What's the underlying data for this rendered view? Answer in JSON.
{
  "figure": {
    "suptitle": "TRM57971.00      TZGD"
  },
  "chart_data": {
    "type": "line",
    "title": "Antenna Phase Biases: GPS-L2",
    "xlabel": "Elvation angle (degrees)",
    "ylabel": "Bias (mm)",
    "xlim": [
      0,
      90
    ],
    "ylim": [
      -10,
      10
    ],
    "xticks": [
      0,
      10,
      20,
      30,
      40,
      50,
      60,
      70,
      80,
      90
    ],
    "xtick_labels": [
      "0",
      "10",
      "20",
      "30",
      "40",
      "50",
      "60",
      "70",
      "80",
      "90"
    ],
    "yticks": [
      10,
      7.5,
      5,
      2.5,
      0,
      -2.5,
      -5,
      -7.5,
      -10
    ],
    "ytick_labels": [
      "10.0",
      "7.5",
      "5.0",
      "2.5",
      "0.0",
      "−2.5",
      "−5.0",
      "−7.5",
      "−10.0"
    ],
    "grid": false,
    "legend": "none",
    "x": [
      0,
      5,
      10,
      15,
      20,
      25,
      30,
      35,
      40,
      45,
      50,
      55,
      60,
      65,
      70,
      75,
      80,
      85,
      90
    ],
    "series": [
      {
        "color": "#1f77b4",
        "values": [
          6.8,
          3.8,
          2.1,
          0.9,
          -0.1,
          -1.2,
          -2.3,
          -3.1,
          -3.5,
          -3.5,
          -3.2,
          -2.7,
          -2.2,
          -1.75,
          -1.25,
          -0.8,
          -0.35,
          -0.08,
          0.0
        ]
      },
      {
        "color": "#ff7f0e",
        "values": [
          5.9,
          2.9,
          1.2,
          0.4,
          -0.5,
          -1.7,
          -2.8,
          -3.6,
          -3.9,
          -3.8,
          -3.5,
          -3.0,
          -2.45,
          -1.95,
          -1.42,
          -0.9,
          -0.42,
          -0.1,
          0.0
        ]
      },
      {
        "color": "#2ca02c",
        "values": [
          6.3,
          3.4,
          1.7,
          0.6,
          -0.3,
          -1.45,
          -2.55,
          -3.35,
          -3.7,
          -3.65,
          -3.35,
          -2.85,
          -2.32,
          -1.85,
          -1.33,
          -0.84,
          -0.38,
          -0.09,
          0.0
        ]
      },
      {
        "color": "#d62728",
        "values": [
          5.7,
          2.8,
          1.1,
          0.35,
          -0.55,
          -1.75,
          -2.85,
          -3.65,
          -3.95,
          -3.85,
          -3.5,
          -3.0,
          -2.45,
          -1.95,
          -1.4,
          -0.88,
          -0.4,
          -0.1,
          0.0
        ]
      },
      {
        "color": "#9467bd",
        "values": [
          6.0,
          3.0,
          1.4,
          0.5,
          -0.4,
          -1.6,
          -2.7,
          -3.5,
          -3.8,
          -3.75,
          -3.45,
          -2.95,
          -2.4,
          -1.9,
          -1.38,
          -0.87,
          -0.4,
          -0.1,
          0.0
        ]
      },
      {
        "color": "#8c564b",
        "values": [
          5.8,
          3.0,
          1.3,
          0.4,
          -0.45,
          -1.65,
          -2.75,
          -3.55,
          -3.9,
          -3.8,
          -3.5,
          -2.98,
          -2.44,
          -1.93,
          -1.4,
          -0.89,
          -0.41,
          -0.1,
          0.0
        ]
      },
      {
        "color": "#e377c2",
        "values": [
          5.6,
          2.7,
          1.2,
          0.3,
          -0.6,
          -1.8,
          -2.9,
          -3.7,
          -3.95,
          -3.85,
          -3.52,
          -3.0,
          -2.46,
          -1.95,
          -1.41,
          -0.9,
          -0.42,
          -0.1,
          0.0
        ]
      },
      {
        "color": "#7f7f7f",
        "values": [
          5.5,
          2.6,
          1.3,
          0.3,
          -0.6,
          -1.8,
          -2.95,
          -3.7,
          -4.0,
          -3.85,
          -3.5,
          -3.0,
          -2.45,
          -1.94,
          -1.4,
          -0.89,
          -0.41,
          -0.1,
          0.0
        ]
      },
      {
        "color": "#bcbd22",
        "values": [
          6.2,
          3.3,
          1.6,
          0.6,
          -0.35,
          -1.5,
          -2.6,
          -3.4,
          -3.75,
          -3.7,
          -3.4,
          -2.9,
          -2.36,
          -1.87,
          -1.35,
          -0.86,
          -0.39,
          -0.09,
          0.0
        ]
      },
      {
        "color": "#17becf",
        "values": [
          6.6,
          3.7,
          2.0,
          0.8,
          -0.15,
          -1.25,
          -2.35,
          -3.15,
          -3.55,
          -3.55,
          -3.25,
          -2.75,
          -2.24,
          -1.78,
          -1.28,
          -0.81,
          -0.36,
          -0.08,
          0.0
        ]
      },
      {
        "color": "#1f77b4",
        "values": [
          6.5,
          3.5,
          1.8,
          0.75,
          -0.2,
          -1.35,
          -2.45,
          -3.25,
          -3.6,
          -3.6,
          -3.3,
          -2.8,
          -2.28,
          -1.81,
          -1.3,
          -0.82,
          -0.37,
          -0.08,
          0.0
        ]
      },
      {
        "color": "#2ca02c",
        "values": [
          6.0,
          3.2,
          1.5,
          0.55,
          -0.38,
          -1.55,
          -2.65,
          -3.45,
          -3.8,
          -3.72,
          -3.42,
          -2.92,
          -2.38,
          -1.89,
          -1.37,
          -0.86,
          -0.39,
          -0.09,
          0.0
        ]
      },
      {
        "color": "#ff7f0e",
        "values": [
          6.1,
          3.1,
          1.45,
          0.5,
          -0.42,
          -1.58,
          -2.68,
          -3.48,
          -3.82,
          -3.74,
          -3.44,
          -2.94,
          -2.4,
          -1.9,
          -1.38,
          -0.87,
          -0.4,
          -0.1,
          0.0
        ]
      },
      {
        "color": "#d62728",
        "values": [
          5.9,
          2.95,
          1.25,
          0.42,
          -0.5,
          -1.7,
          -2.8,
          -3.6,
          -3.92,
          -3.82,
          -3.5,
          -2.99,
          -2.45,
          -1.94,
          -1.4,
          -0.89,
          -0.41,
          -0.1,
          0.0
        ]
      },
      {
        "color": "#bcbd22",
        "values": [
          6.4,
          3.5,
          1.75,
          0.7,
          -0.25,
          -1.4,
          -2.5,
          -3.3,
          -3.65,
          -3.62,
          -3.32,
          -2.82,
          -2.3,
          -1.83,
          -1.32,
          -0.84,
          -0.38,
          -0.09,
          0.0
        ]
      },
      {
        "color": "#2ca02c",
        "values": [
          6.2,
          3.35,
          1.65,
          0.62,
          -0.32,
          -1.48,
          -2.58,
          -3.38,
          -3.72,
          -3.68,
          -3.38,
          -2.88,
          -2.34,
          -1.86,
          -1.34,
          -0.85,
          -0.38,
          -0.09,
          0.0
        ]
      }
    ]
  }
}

** Exercise instructions **
Copy all data exactly, start to finish.

** Response **
What's the underlying data for this rendered view? Answer in JSON.
{
  "figure": {
    "suptitle": "TRM57971.00      TZGD"
  },
  "chart_data": {
    "type": "line",
    "title": "Antenna Phase Biases: GPS-L2",
    "xlabel": "Elvation angle (degrees)",
    "ylabel": "Bias (mm)",
    "xlim": [
      0,
      90
    ],
    "ylim": [
      -10,
      10
    ],
    "xticks": [
      0,
      10,
      20,
      30,
      40,
      50,
      60,
      70,
      80,
      90
    ],
    "xtick_labels": [
      "0",
      "10",
      "20",
      "30",
      "40",
      "50",
      "60",
      "70",
      "80",
      "90"
    ],
    "yticks": [
      10,
      7.5,
      5,
      2.5,
      0,
      -2.5,
      -5,
      -7.5,
      -10
    ],
    "ytick_labels": [
      "10.0",
      "7.5",
      "5.0",
      "2.5",
      "0.0",
      "−2.5",
      "−5.0",
      "−7.5",
      "−10.0"
    ],
    "grid": false,
    "legend": "none",
    "x": [
      0,
      5,
      10,
      15,
      20,
      25,
      30,
      35,
      40,
      45,
      50,
      55,
      60,
      65,
      70,
      75,
      80,
      85,
      90
    ],
    "series": [
      {
        "color": "#1f77b4",
        "values": [
          6.8,
          3.8,
          2.1,
          0.9,
          -0.1,
          -1.2,
          -2.3,
          -3.1,
          -3.5,
          -3.5,
          -3.2,
          -2.7,
          -2.2,
          -1.75,
          -1.25,
          -0.8,
          -0.35,
          -0.08,
          0.0
        ]
      },
      {
        "color": "#ff7f0e",
        "values": [
          5.9,
          2.9,
          1.2,
          0.4,
          -0.5,
          -1.7,
          -2.8,
          -3.6,
          -3.9,
          -3.8,
          -3.5,
          -3.0,
          -2.45,
          -1.95,
          -1.42,
          -0.9,
          -0.42,
          -0.1,
          0.0
        ]
      },
      {
        "color": "#2ca02c",
        "values": [
          6.3,
          3.4,
          1.7,
          0.6,
          -0.3,
          -1.45,
          -2.55,
          -3.35,
          -3.7,
          -3.65,
          -3.35,
          -2.85,
          -2.32,
          -1.85,
          -1.33,
          -0.84,
          -0.38,
          -0.09,
          0.0
        ]
      },
      {
        "color": "#d62728",
        "values": [
          5.7,
          2.8,
          1.1,
          0.35,
          -0.55,
          -1.75,
          -2.85,
          -3.65,
          -3.95,
          -3.85,
          -3.5,
          -3.0,
          -2.45,
          -1.95,
          -1.4,
          -0.88,
          -0.4,
          -0.1,
          0.0
        ]
      },
      {
        "color": "#9467bd",
        "values": [
          6.0,
          3.0,
          1.4,
          0.5,
          -0.4,
          -1.6,
          -2.7,
          -3.5,
          -3.8,
          -3.75,
          -3.45,
          -2.95,
          -2.4,
          -1.9,
          -1.38,
          -0.87,
          -0.4,
          -0.1,
          0.0
        ]
      },
      {
        "color": "#8c564b",
        "values": [
          5.8,
          3.0,
          1.3,
          0.4,
          -0.45,
          -1.65,
          -2.75,
          -3.55,
          -3.9,
          -3.8,
          -3.5,
          -2.98,
          -2.44,
          -1.93,
          -1.4,
          -0.89,
          -0.41,
          -0.1,
          0.0
        ]
      },
      {
        "color": "#e377c2",
        "values": [
          5.6,
          2.7,
          1.2,
          0.3,
          -0.6,
          -1.8,
          -2.9,
          -3.7,
          -3.95,
          -3.85,
          -3.52,
          -3.0,
          -2.46,
          -1.95,
          -1.41,
          -0.9,
          -0.42,
          -0.1,
          0.0
        ]
      },
      {
        "color": "#7f7f7f",
        "values": [
          5.5,
          2.6,
          1.3,
          0.3,
          -0.6,
          -1.8,
          -2.95,
          -3.7,
          -4.0,
          -3.85,
          -3.5,
          -3.0,
          -2.45,
          -1.94,
          -1.4,
          -0.89,
          -0.41,
          -0.1,
          0.0
        ]
      },
      {
        "color": "#bcbd22",
        "values": [
          6.2,
          3.3,
          1.6,
          0.6,
          -0.35,
          -1.5,
          -2.6,
          -3.4,
          -3.75,
          -3.7,
          -3.4,
          -2.9,
          -2.36,
          -1.87,
          -1.35,
          -0.86,
          -0.39,
          -0.09,
          0.0
        ]
      },
      {
        "color": "#17becf",
        "values": [
          6.6,
          3.7,
          2.0,
          0.8,
          -0.15,
          -1.25,
          -2.35,
          -3.15,
          -3.55,
          -3.55,
          -3.25,
          -2.75,
          -2.24,
          -1.78,
          -1.28,
          -0.81,
          -0.36,
          -0.08,
          0.0
        ]
      },
      {
        "color": "#1f77b4",
        "values": [
          6.5,
          3.5,
          1.8,
          0.75,
          -0.2,
          -1.35,
          -2.45,
          -3.25,
          -3.6,
          -3.6,
          -3.3,
          -2.8,
          -2.28,
          -1.81,
          -1.3,
          -0.82,
          -0.37,
          -0.08,
          0.0
        ]
      },
      {
        "color": "#2ca02c",
        "values": [
          6.0,
          3.2,
          1.5,
          0.55,
          -0.38,
          -1.55,
          -2.65,
          -3.45,
          -3.8,
          -3.72,
          -3.42,
          -2.92,
          -2.38,
          -1.89,
          -1.37,
          -0.86,
          -0.39,
          -0.09,
          0.0
        ]
      },
      {
        "color": "#ff7f0e",
        "values": [
          6.1,
          3.1,
          1.45,
          0.5,
          -0.42,
          -1.58,
          -2.68,
          -3.48,
          -3.82,
          -3.74,
          -3.44,
          -2.94,
          -2.4,
          -1.9,
          -1.38,
          -0.87,
          -0.4,
          -0.1,
          0.0
        ]
      },
      {
        "color": "#d62728",
        "values": [
          5.9,
          2.95,
          1.25,
          0.42,
          -0.5,
          -1.7,
          -2.8,
          -3.6,
          -3.92,
          -3.82,
          -3.5,
          -2.99,
          -2.45,
          -1.94,
          -1.4,
          -0.89,
          -0.41,
          -0.1,
          0.0
        ]
      },
      {
        "color": "#bcbd22",
        "values": [
          6.4,
          3.5,
          1.75,
          0.7,
          -0.25,
          -1.4,
          -2.5,
          -3.3,
          -3.65,
          -3.62,
          -3.32,
          -2.82,
          -2.3,
          -1.83,
          -1.32,
          -0.84,
          -0.38,
          -0.09,
          0.0
        ]
      },
      {
        "color": "#2ca02c",
        "values": [
          6.2,
          3.35,
          1.65,
          0.62,
          -0.32,
          -1.48,
          -2.58,
          -3.38,
          -3.72,
          -3.68,
          -3.38,
          -2.88,
          -2.34,
          -1.86,
          -1.34,
          -0.85,
          -0.38,
          -0.09,
          0.0
        ]
      }
    ]
  }
}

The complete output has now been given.